[begin Data for processing]
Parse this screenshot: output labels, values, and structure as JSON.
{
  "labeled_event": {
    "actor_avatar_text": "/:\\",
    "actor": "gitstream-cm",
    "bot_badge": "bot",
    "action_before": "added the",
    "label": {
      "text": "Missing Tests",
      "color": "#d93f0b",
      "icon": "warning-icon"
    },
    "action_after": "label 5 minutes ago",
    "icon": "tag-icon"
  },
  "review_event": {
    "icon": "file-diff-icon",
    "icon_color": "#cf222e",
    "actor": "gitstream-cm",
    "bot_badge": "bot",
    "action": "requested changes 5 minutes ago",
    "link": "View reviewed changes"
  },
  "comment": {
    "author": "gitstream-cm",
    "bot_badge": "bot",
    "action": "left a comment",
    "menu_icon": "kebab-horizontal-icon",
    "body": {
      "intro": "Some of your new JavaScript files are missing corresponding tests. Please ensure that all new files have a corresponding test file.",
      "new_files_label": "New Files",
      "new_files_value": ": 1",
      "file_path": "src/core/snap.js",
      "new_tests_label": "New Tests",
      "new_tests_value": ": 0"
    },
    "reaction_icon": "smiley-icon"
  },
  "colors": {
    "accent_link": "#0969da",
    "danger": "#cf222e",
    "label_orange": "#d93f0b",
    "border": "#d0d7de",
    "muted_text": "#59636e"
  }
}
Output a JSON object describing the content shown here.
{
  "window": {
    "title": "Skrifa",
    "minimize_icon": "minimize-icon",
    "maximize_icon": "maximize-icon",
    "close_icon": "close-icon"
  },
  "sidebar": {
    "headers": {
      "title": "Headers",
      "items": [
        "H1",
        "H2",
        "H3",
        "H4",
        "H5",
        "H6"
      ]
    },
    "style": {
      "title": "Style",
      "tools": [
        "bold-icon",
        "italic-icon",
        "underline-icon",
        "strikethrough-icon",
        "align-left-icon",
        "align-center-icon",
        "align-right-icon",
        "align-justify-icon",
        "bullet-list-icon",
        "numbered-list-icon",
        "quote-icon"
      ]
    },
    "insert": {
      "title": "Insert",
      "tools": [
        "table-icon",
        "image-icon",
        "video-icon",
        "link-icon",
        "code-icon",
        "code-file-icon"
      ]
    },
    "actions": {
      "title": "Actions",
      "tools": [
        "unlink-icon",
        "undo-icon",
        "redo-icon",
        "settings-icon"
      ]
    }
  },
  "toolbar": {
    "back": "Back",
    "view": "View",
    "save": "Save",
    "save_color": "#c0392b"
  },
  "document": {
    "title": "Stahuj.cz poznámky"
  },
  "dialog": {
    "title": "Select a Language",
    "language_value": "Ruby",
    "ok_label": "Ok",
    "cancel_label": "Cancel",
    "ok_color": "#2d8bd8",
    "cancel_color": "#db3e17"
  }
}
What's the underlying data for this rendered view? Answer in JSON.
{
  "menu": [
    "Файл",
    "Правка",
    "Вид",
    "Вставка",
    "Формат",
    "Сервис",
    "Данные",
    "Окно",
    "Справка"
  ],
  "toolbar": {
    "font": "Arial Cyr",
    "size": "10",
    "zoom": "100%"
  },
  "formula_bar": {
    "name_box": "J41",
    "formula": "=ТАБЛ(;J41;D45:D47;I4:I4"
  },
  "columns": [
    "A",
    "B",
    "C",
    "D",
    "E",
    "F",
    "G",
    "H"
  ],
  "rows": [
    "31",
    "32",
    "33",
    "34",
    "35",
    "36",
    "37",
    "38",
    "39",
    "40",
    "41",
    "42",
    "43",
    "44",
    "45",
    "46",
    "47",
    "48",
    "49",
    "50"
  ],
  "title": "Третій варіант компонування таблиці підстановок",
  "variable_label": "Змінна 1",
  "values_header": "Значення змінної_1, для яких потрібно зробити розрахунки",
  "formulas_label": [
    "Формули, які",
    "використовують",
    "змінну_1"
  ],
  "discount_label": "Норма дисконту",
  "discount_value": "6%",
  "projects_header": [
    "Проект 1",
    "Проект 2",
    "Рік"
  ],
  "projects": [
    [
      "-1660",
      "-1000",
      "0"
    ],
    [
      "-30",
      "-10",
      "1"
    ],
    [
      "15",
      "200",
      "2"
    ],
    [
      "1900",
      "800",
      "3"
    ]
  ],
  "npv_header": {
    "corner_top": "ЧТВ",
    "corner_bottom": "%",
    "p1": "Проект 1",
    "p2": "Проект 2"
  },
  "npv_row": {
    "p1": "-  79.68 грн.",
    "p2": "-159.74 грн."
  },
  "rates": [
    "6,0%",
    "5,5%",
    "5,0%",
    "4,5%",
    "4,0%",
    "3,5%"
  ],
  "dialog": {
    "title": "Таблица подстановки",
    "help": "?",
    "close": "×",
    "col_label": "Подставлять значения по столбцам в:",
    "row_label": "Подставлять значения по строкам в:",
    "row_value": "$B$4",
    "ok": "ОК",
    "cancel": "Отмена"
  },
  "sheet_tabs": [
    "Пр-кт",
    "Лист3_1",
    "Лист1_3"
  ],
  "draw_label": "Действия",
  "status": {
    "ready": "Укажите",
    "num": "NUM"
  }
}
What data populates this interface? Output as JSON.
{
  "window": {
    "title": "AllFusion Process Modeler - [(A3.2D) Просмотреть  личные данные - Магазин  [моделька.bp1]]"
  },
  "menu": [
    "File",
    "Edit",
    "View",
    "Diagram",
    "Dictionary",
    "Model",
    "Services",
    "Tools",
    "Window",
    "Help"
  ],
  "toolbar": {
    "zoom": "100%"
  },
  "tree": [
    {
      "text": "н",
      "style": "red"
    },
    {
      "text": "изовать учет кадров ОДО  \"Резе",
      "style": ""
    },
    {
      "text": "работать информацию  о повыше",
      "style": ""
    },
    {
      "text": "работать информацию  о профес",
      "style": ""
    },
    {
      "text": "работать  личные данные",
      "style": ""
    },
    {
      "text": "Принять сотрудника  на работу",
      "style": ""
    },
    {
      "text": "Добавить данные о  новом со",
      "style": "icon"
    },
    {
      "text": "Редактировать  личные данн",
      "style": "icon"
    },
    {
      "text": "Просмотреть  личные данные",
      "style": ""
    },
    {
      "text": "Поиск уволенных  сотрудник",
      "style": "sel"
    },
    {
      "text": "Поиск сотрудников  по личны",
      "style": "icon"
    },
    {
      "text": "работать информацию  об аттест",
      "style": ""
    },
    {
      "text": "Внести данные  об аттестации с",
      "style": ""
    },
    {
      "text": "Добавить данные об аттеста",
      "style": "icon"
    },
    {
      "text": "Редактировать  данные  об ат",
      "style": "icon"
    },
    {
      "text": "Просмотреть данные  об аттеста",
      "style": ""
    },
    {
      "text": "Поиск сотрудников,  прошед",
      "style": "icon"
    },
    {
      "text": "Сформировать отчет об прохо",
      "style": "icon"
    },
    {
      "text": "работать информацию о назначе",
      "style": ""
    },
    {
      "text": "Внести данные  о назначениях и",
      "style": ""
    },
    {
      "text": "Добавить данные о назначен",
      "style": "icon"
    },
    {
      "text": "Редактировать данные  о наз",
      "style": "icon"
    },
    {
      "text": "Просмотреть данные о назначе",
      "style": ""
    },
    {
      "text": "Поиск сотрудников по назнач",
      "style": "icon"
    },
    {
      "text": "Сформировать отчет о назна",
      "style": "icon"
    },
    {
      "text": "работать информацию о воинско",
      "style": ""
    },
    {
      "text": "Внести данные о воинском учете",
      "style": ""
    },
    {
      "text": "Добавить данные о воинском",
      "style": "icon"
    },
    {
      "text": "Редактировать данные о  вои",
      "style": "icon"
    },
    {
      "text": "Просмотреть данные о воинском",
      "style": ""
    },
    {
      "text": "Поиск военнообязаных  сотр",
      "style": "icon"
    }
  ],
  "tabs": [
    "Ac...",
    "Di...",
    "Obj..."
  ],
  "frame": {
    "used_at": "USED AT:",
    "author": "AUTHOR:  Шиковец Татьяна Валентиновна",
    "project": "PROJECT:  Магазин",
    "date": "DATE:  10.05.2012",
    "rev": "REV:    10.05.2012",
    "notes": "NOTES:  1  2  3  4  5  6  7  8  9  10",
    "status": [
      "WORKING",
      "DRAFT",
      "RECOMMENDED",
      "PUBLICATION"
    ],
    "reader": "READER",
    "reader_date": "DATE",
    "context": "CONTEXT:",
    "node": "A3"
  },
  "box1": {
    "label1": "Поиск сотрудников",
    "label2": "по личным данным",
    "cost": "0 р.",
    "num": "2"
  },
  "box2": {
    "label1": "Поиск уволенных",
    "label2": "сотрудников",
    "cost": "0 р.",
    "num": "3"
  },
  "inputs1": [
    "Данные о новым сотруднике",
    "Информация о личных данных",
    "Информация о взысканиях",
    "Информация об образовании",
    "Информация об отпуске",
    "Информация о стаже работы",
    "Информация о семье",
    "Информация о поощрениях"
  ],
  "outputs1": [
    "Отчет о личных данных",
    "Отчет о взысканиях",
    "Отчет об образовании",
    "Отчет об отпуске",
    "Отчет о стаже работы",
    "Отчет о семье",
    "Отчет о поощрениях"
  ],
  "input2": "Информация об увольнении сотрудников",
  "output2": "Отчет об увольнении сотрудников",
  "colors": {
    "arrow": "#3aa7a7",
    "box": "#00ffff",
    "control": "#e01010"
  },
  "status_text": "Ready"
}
[end Data for processing]
**Instructions for the task**
Filter the listing for the word "данных" and copy every line that holds it.

**Solution below**
    "Информация о личных данных",
    "Отчет о личных данных",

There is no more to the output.